Copy out the lines that include the word "YELLOW".

Start of Record extracts

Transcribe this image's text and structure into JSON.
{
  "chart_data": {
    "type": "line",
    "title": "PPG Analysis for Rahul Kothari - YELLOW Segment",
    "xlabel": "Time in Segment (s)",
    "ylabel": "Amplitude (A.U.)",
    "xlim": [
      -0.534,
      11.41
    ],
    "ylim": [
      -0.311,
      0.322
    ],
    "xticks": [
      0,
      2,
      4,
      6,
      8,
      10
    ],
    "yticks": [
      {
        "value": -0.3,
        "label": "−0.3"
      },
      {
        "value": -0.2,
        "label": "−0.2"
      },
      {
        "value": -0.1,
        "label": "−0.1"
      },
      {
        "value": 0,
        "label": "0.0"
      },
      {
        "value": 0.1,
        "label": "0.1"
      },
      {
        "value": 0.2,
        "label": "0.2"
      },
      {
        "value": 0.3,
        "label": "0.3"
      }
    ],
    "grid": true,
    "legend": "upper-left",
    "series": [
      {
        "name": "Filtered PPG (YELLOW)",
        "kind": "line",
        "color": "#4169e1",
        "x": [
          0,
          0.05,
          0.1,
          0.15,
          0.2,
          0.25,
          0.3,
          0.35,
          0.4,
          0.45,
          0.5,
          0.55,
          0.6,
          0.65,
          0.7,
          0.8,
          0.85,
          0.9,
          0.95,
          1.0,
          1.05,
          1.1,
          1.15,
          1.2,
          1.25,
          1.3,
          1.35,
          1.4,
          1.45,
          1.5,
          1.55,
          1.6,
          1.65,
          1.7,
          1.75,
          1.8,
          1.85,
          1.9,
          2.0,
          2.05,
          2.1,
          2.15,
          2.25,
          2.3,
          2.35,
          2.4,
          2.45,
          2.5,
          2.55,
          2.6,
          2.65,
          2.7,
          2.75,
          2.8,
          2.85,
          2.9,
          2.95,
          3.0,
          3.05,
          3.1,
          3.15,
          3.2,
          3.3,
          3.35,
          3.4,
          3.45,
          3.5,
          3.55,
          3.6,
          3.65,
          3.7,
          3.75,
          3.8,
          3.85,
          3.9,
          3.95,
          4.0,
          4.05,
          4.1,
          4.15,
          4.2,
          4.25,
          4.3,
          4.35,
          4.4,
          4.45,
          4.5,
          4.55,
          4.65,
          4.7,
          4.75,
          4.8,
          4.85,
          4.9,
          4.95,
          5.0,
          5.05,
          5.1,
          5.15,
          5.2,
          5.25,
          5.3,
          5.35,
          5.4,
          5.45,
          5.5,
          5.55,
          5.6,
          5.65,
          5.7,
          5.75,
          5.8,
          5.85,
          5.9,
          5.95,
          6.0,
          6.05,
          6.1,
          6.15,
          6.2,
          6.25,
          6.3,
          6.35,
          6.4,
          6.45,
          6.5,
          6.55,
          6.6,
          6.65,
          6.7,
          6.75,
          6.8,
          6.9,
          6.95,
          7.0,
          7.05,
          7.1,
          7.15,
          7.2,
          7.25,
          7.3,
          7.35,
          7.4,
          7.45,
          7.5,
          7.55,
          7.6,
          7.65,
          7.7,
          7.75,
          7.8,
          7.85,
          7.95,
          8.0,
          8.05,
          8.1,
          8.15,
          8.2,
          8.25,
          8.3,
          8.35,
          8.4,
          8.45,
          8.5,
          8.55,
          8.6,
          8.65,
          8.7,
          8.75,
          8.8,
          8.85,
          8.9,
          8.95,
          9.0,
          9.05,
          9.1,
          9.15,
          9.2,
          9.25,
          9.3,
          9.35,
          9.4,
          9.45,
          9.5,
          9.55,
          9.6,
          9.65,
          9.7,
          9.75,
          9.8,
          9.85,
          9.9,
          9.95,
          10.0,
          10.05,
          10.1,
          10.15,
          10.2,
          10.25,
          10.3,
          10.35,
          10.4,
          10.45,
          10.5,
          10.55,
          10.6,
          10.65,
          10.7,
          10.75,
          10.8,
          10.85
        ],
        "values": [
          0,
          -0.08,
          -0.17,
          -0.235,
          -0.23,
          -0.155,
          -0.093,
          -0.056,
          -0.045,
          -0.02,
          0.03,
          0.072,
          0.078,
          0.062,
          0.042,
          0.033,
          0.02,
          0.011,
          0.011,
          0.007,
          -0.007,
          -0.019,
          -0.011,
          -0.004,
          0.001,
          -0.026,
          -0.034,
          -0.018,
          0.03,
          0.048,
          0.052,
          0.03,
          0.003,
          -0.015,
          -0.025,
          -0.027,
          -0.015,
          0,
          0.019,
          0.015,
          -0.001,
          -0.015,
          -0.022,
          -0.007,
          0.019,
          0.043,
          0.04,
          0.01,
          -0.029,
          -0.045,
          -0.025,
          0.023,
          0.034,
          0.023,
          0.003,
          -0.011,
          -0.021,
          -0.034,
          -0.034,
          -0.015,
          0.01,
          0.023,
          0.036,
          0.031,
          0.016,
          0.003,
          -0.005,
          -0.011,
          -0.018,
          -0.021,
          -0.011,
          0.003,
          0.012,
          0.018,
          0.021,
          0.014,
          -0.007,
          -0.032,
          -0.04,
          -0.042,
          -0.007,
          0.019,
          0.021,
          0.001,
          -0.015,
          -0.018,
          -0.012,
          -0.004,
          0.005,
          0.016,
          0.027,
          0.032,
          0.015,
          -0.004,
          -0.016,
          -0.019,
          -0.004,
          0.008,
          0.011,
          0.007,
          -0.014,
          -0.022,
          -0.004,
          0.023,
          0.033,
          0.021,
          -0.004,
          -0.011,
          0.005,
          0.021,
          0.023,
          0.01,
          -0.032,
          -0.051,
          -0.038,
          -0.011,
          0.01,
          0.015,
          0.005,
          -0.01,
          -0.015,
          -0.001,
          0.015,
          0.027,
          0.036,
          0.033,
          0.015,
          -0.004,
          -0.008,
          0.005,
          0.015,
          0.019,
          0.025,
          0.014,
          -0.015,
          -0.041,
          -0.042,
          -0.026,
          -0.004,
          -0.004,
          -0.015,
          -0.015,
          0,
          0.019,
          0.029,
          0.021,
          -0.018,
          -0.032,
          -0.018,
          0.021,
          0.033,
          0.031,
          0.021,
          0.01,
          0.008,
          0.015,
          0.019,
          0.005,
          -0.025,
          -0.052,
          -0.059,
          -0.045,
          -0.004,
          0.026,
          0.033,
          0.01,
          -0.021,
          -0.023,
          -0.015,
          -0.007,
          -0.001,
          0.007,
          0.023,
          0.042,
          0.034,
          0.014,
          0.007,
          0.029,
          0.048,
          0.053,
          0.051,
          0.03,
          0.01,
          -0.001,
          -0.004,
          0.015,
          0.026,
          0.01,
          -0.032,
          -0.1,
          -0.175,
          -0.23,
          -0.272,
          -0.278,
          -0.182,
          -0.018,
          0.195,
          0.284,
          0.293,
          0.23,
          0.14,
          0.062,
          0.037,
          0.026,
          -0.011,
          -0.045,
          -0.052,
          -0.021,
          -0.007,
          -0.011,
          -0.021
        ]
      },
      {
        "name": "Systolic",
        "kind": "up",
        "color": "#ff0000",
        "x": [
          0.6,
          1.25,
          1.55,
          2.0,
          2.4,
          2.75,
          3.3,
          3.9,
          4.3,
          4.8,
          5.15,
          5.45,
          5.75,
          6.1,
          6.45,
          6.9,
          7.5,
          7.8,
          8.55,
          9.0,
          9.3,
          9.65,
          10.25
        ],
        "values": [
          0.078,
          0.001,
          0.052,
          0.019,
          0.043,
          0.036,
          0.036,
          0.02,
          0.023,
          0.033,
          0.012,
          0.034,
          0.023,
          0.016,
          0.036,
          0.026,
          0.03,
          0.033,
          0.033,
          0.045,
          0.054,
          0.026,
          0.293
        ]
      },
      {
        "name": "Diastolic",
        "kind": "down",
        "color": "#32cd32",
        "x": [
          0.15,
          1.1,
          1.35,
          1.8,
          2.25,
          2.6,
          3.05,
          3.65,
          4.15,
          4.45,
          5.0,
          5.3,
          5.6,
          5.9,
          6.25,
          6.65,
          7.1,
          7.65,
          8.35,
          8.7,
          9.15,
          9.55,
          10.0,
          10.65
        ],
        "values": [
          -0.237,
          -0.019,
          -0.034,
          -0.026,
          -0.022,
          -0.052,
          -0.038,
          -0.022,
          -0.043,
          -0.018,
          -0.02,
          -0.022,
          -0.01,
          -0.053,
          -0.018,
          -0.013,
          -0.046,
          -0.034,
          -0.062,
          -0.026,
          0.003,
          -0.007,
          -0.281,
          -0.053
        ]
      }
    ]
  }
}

End of Record extracts

### Response below
    "title": "PPG Analysis for Rahul Kothari - YELLOW Segment",
        "name": "Filtered PPG (YELLOW)",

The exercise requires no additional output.